#### RECORDS FOR THE EXERCISE

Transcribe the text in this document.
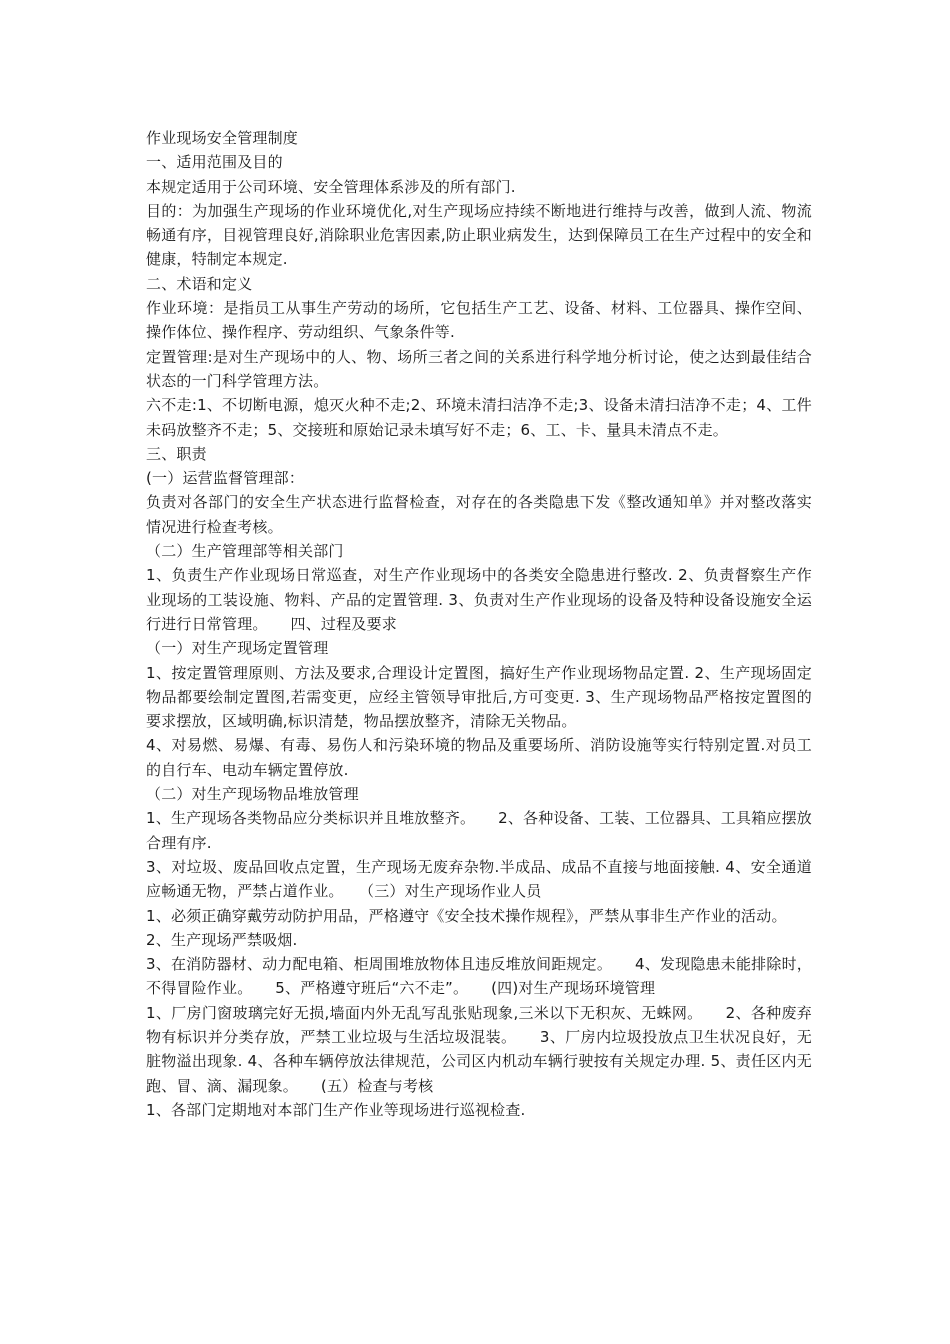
作业现场安全管理制度

一、适用范围及目的

本规定适用于公司环境、安全管理体系涉及的所有部门.

目的：为加强生产现场的作业环境优化,对生产现场应持续不断地进行维持与改善，做到人流、物流畅通有序，目视管理良好,消除职业危害因素,防止职业病发生，达到保障员工在生产过程中的安全和健康，特制定本规定.

二、术语和定义

作业环境：是指员工从事生产劳动的场所，它包括生产工艺、设备、材料、工位器具、操作空间、操作体位、操作程序、劳动组织、气象条件等.

定置管理:是对生产现场中的人、物、场所三者之间的关系进行科学地分析讨论，使之达到最佳结合状态的一门科学管理方法。

六不走:1、不切断电源，熄灭火种不走;2、环境未清扫洁净不走;3、设备未清扫洁净不走；4、工件未码放整齐不走；5、交接班和原始记录未填写好不走；6、工、卡、量具未清点不走。

三、职责

(一）运营监督管理部：

负责对各部门的安全生产状态进行监督检查，对存在的各类隐患下发《整改通知单》并对整改落实情况进行检查考核。

（二）生产管理部等相关部门

1、负责生产作业现场日常巡查，对生产作业现场中的各类安全隐患进行整改. 2、负责督察生产作业现场的工装设施、物料、产品的定置管理. 3、负责对生产作业现场的设备及特种设备设施安全运行进行日常管理。　　四、过程及要求

（一）对生产现场定置管理

1、按定置管理原则、方法及要求,合理设计定置图，搞好生产作业现场物品定置. 2、生产现场固定物品都要绘制定置图,若需变更，应经主管领导审批后,方可变更. 3、生产现场物品严格按定置图的要求摆放，区域明确,标识清楚，物品摆放整齐，清除无关物品。

4、对易燃、易爆、有毒、易伤人和污染环境的物品及重要场所、消防设施等实行特别定置.对员工的自行车、电动车辆定置停放.

（二）对生产现场物品堆放管理

1、生产现场各类物品应分类标识并且堆放整齐。　　2、各种设备、工装、工位器具、工具箱应摆放合理有序.

3、对垃圾、废品回收点定置，生产现场无废弃杂物.半成品、成品不直接与地面接触. 4、安全通道应畅通无物，严禁占道作业。　　（三）对生产现场作业人员

1、必须正确穿戴劳动防护用品，严格遵守《安全技术操作规程》，严禁从事非生产作业的活动。

2、生产现场严禁吸烟.

3、在消防器材、动力配电箱、柜周围堆放物体且违反堆放间距规定。　　4、发现隐患未能排除时，不得冒险作业。　　5、严格遵守班后“六不走”。　　(四)对生产现场环境管理

1、厂房门窗玻璃完好无损,墙面内外无乱写乱张贴现象,三米以下无积灰、无蛛网。　　2、各种废弃物有标识并分类存放，严禁工业垃圾与生活垃圾混装。　　3、厂房内垃圾投放点卫生状况良好，无脏物溢出现象. 4、各种车辆停放法律规范，公司区内机动车辆行驶按有关规定办理. 5、责任区内无跑、冒、滴、漏现象。　　(五）检查与考核

1、各部门定期地对本部门生产作业等现场进行巡视检查.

########

_STATED PROBLEM_: Each entry above should be reproduced exactly, with the pictures removed.

_CORRECT RESULT_:
Transcribe the text in this document.
作业现场安全管理制度

一、适用范围及目的

本规定适用于公司环境、安全管理体系涉及的所有部门.

目的：为加强生产现场的作业环境优化,对生产现场应持续不断地进行维持与改善，做到人流、物流畅通有序，目视管理良好,消除职业危害因素,防止职业病发生，达到保障员工在生产过程中的安全和健康，特制定本规定.

二、术语和定义

作业环境：是指员工从事生产劳动的场所，它包括生产工艺、设备、材料、工位器具、操作空间、操作体位、操作程序、劳动组织、气象条件等.

定置管理:是对生产现场中的人、物、场所三者之间的关系进行科学地分析讨论，使之达到最佳结合状态的一门科学管理方法。

六不走:1、不切断电源，熄灭火种不走;2、环境未清扫洁净不走;3、设备未清扫洁净不走；4、工件未码放整齐不走；5、交接班和原始记录未填写好不走；6、工、卡、量具未清点不走。

三、职责

(一）运营监督管理部：

负责对各部门的安全生产状态进行监督检查，对存在的各类隐患下发《整改通知单》并对整改落实情况进行检查考核。

（二）生产管理部等相关部门

1、负责生产作业现场日常巡查，对生产作业现场中的各类安全隐患进行整改. 2、负责督察生产作业现场的工装设施、物料、产品的定置管理. 3、负责对生产作业现场的设备及特种设备设施安全运行进行日常管理。　　四、过程及要求

（一）对生产现场定置管理

1、按定置管理原则、方法及要求,合理设计定置图，搞好生产作业现场物品定置. 2、生产现场固定物品都要绘制定置图,若需变更，应经主管领导审批后,方可变更. 3、生产现场物品严格按定置图的要求摆放，区域明确,标识清楚，物品摆放整齐，清除无关物品。

4、对易燃、易爆、有毒、易伤人和污染环境的物品及重要场所、消防设施等实行特别定置.对员工的自行车、电动车辆定置停放.

（二）对生产现场物品堆放管理

1、生产现场各类物品应分类标识并且堆放整齐。　　2、各种设备、工装、工位器具、工具箱应摆放合理有序.

3、对垃圾、废品回收点定置，生产现场无废弃杂物.半成品、成品不直接与地面接触. 4、安全通道应畅通无物，严禁占道作业。　　（三）对生产现场作业人员

1、必须正确穿戴劳动防护用品，严格遵守《安全技术操作规程》，严禁从事非生产作业的活动。

2、生产现场严禁吸烟.

3、在消防器材、动力配电箱、柜周围堆放物体且违反堆放间距规定。　　4、发现隐患未能排除时，不得冒险作业。　　5、严格遵守班后“六不走”。　　(四)对生产现场环境管理

1、厂房门窗玻璃完好无损,墙面内外无乱写乱张贴现象,三米以下无积灰、无蛛网。　　2、各种废弃物有标识并分类存放，严禁工业垃圾与生活垃圾混装。　　3、厂房内垃圾投放点卫生状况良好，无脏物溢出现象. 4、各种车辆停放法律规范，公司区内机动车辆行驶按有关规定办理. 5、责任区内无跑、冒、滴、漏现象。　　(五）检查与考核

1、各部门定期地对本部门生产作业等现场进行巡视检查.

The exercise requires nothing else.